▶ [Data extract]
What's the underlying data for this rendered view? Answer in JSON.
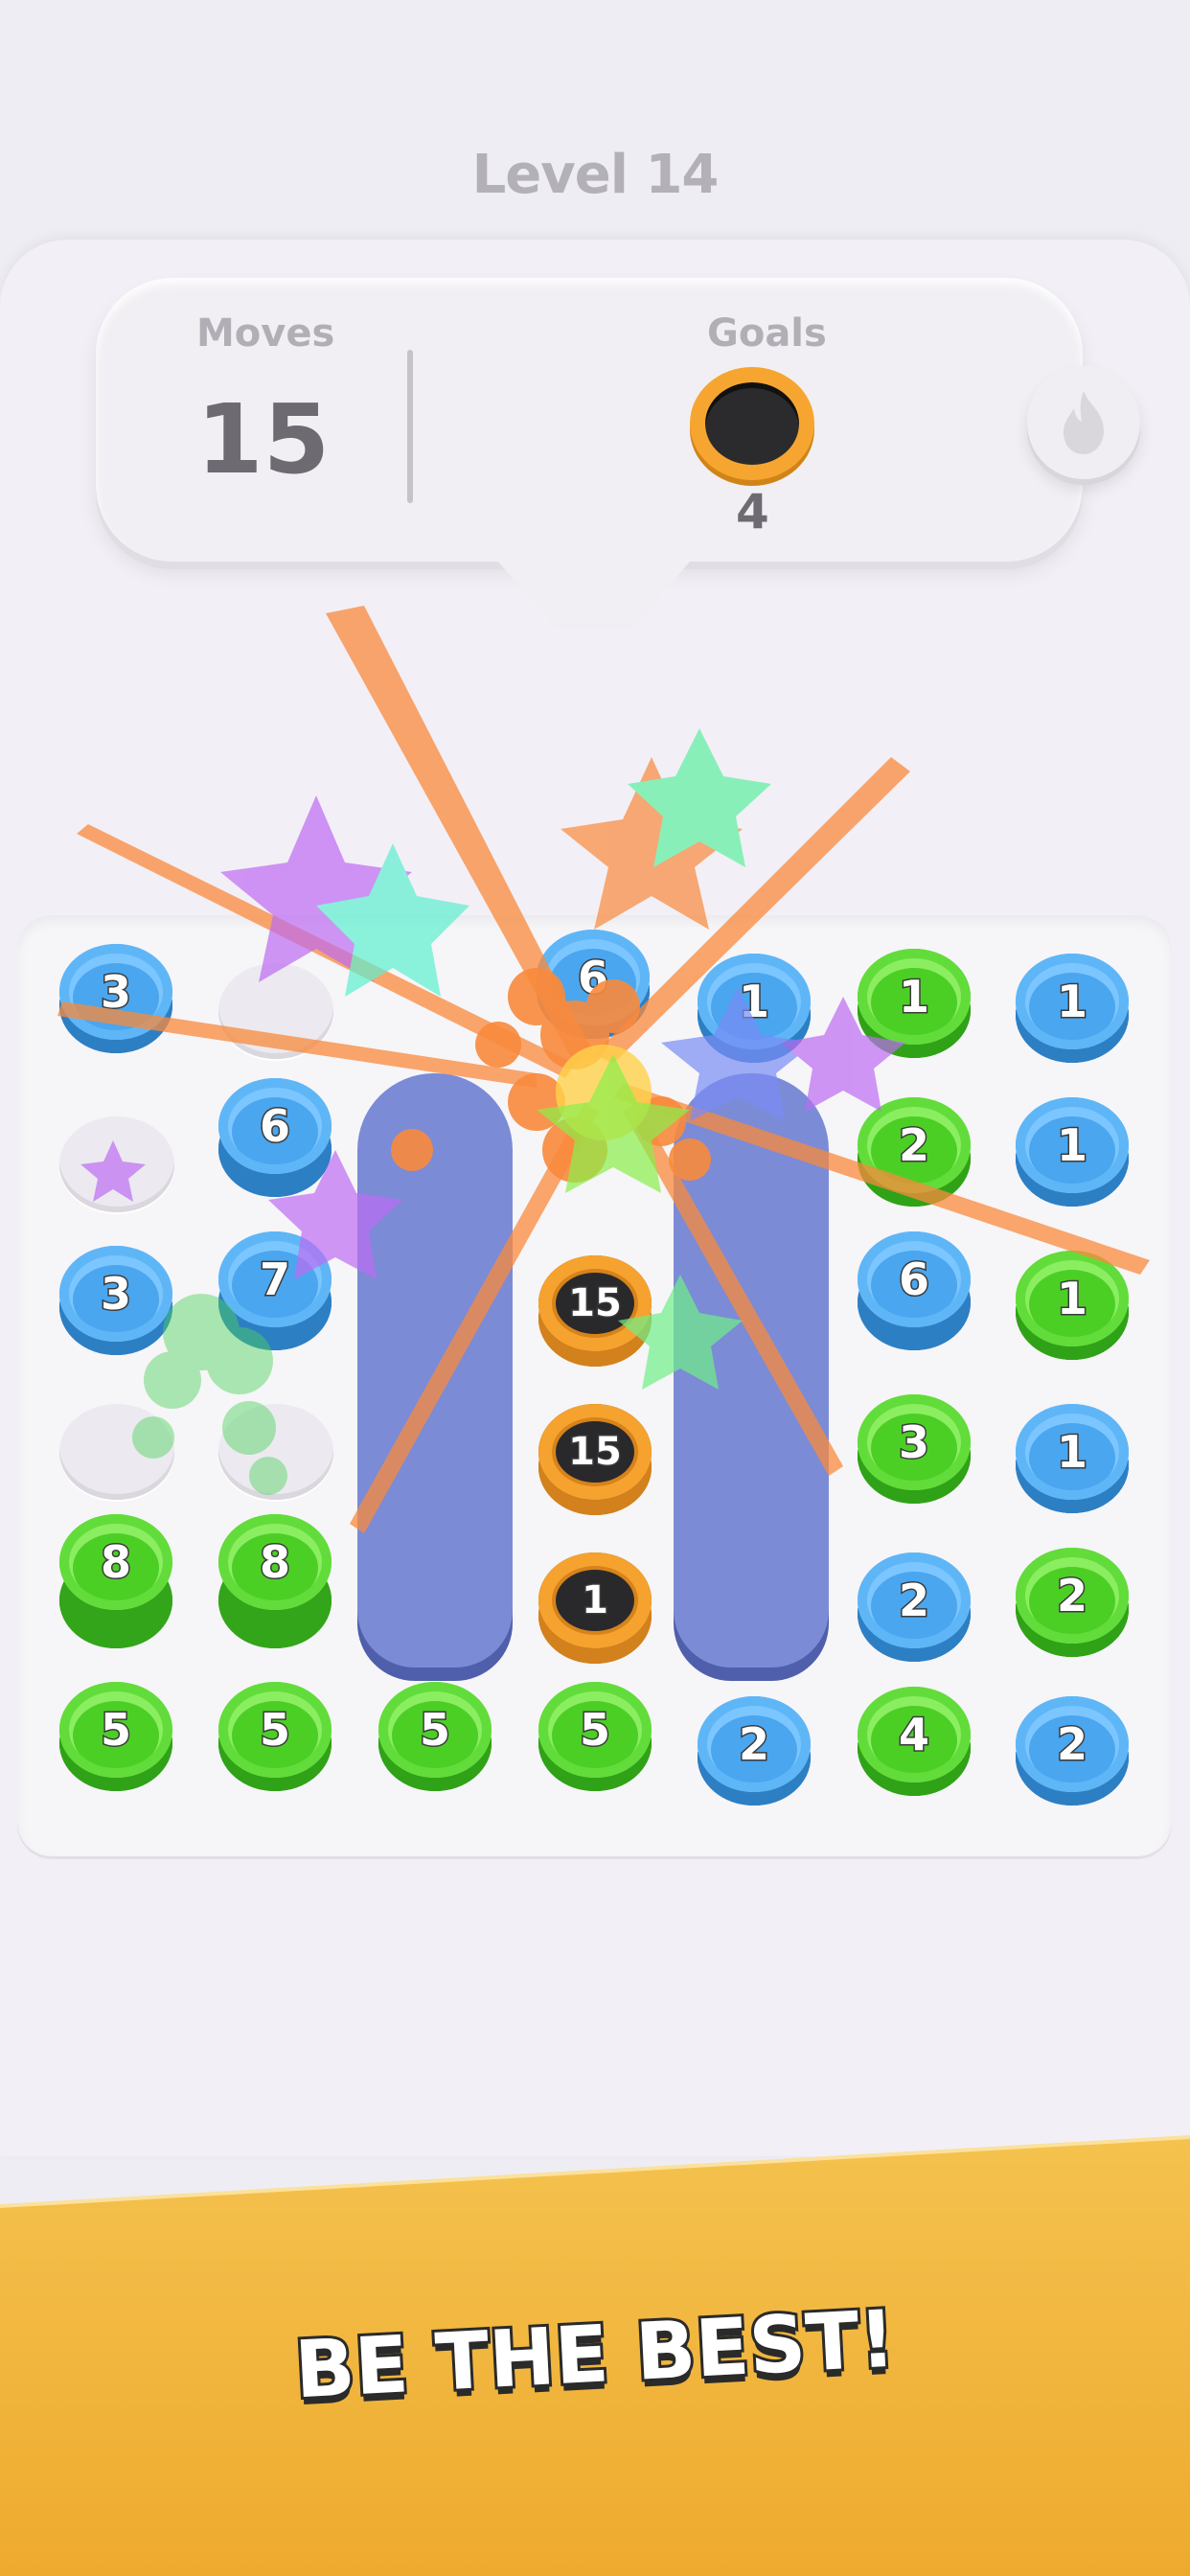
{
  "header": {
    "level_title": "Level 14"
  },
  "hud": {
    "moves_label": "Moves",
    "moves_value": "15",
    "goals_label": "Goals",
    "goal_count": "4",
    "goal_icon": "black-ring-chip-icon",
    "booster_icon": "flame-icon"
  },
  "board": {
    "chips": [
      {
        "id": "c-r1-1",
        "color": "blue",
        "value": "3"
      },
      {
        "id": "c-r1-4",
        "color": "blue",
        "value": "6"
      },
      {
        "id": "c-r1-5",
        "color": "blue",
        "value": "1"
      },
      {
        "id": "c-r1-6",
        "color": "green",
        "value": "1"
      },
      {
        "id": "c-r1-7",
        "color": "blue",
        "value": "1"
      },
      {
        "id": "c-r2-2",
        "color": "blue",
        "value": "6"
      },
      {
        "id": "c-r2-6",
        "color": "green",
        "value": "2"
      },
      {
        "id": "c-r2-7",
        "color": "blue",
        "value": "1"
      },
      {
        "id": "c-r3-1",
        "color": "blue",
        "value": "3"
      },
      {
        "id": "c-r3-2",
        "color": "blue",
        "value": "7"
      },
      {
        "id": "c-r3-6",
        "color": "blue",
        "value": "6"
      },
      {
        "id": "c-r3-7",
        "color": "green",
        "value": "1"
      },
      {
        "id": "c-r4-6",
        "color": "green",
        "value": "3"
      },
      {
        "id": "c-r4-7",
        "color": "blue",
        "value": "1"
      },
      {
        "id": "c-r5-1",
        "color": "green",
        "value": "8"
      },
      {
        "id": "c-r5-2",
        "color": "green",
        "value": "8"
      },
      {
        "id": "c-r5-6",
        "color": "blue",
        "value": "2"
      },
      {
        "id": "c-r5-7",
        "color": "green",
        "value": "2"
      },
      {
        "id": "c-r6-1",
        "color": "green",
        "value": "5"
      },
      {
        "id": "c-r6-2",
        "color": "green",
        "value": "5"
      },
      {
        "id": "c-r6-3",
        "color": "green",
        "value": "5"
      },
      {
        "id": "c-r6-4",
        "color": "green",
        "value": "5"
      },
      {
        "id": "c-r6-5",
        "color": "blue",
        "value": "2"
      },
      {
        "id": "c-r6-6",
        "color": "green",
        "value": "4"
      },
      {
        "id": "c-r6-7",
        "color": "blue",
        "value": "2"
      },
      {
        "id": "goal-chip-1",
        "color": "black",
        "value": "15"
      },
      {
        "id": "goal-chip-2",
        "color": "black",
        "value": "15"
      },
      {
        "id": "goal-chip-3",
        "color": "black",
        "value": "1"
      }
    ]
  },
  "banner": {
    "text": "BE THE BEST!"
  },
  "colors": {
    "blue_chip": "#4aa6ef",
    "green_chip": "#4ccf25",
    "goal_ring": "#f6a630",
    "column": "#7b8bd6",
    "banner": "#f4c24e"
  }
}
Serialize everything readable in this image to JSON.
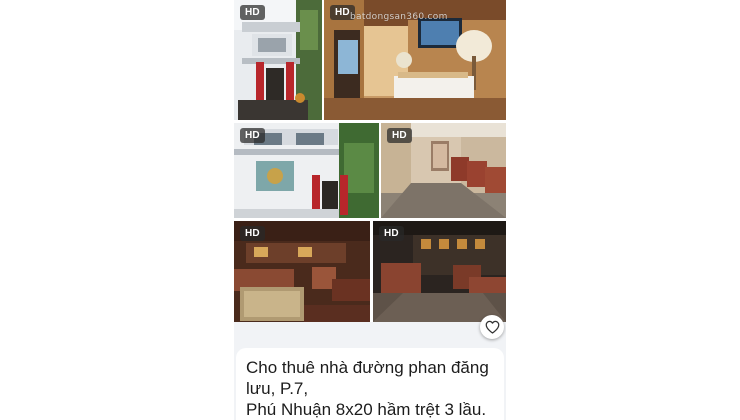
{
  "listing": {
    "photos": [
      {
        "name": "photo-house-exterior",
        "badge": "HD"
      },
      {
        "name": "photo-reception-hall",
        "badge": "HD",
        "watermark": "batdongsan360.com"
      },
      {
        "name": "photo-house-facade",
        "badge": "HD"
      },
      {
        "name": "photo-corridor-seating",
        "badge": "HD"
      },
      {
        "name": "photo-lounge-room",
        "badge": "HD"
      },
      {
        "name": "photo-basement-lounge",
        "badge": "HD"
      }
    ],
    "favorite_icon": "heart-outline-icon",
    "description": {
      "line1": "Cho thuê nhà đường  phan đăng",
      "line2": "lưu, P.7,",
      "line3": "Phú Nhuận 8x20 hầm trệt 3 lầu."
    }
  },
  "colors": {
    "card_background": "#f1f3f6",
    "badge_background": "#282828",
    "text": "#1c1c1c"
  }
}
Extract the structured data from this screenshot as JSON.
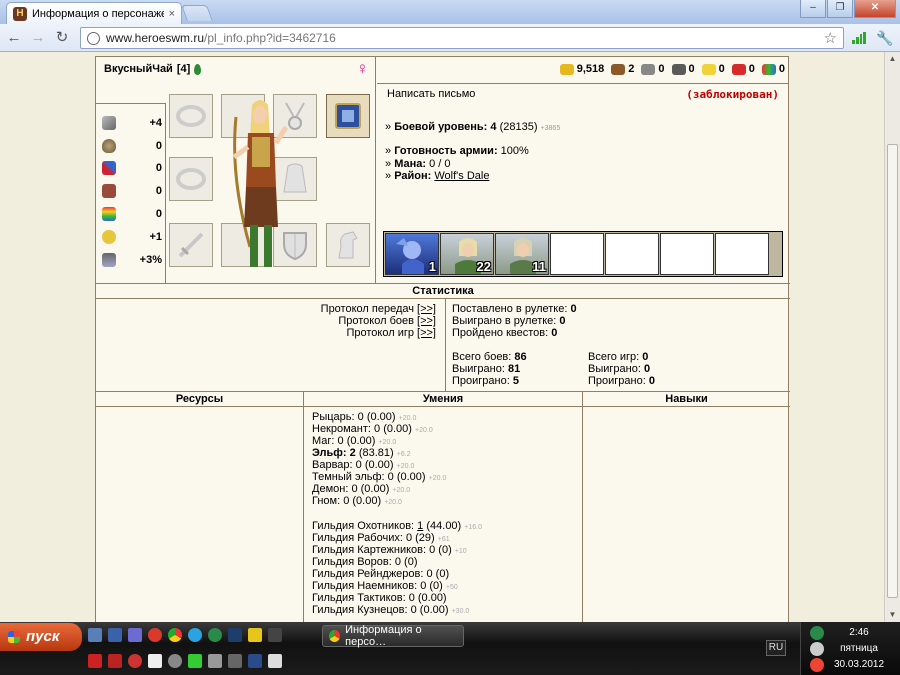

▶ [Aim of the task] From the line containing "Serialize everything readable" down to the last line of the data, print every line exactly and nothing else. Pictures stay out of the copy.

▶ [Solved exercise]
Serialize everything readable in this image to JSON.
{
  "listing": {
    "photos": [
      {
        "name": "photo-house-exterior",
        "badge": "HD"
      },
      {
        "name": "photo-reception-hall",
        "badge": "HD",
        "watermark": "batdongsan360.com"
      },
      {
        "name": "photo-house-facade",
        "badge": "HD"
      },
      {
        "name": "photo-corridor-seating",
        "badge": "HD"
      },
      {
        "name": "photo-lounge-room",
        "badge": "HD"
      },
      {
        "name": "photo-basement-lounge",
        "badge": "HD"
      }
    ],
    "favorite_icon": "heart-outline-icon",
    "description": {
      "line1": "Cho thuê nhà đường  phan đăng",
      "line2": "lưu, P.7,",
      "line3": "Phú Nhuận 8x20 hầm trệt 3 lầu."
    }
  },
  "colors": {
    "card_background": "#f1f3f6",
    "badge_background": "#282828",
    "text": "#1c1c1c"
  }
}
Extract the structured data from this screenshot as JSON.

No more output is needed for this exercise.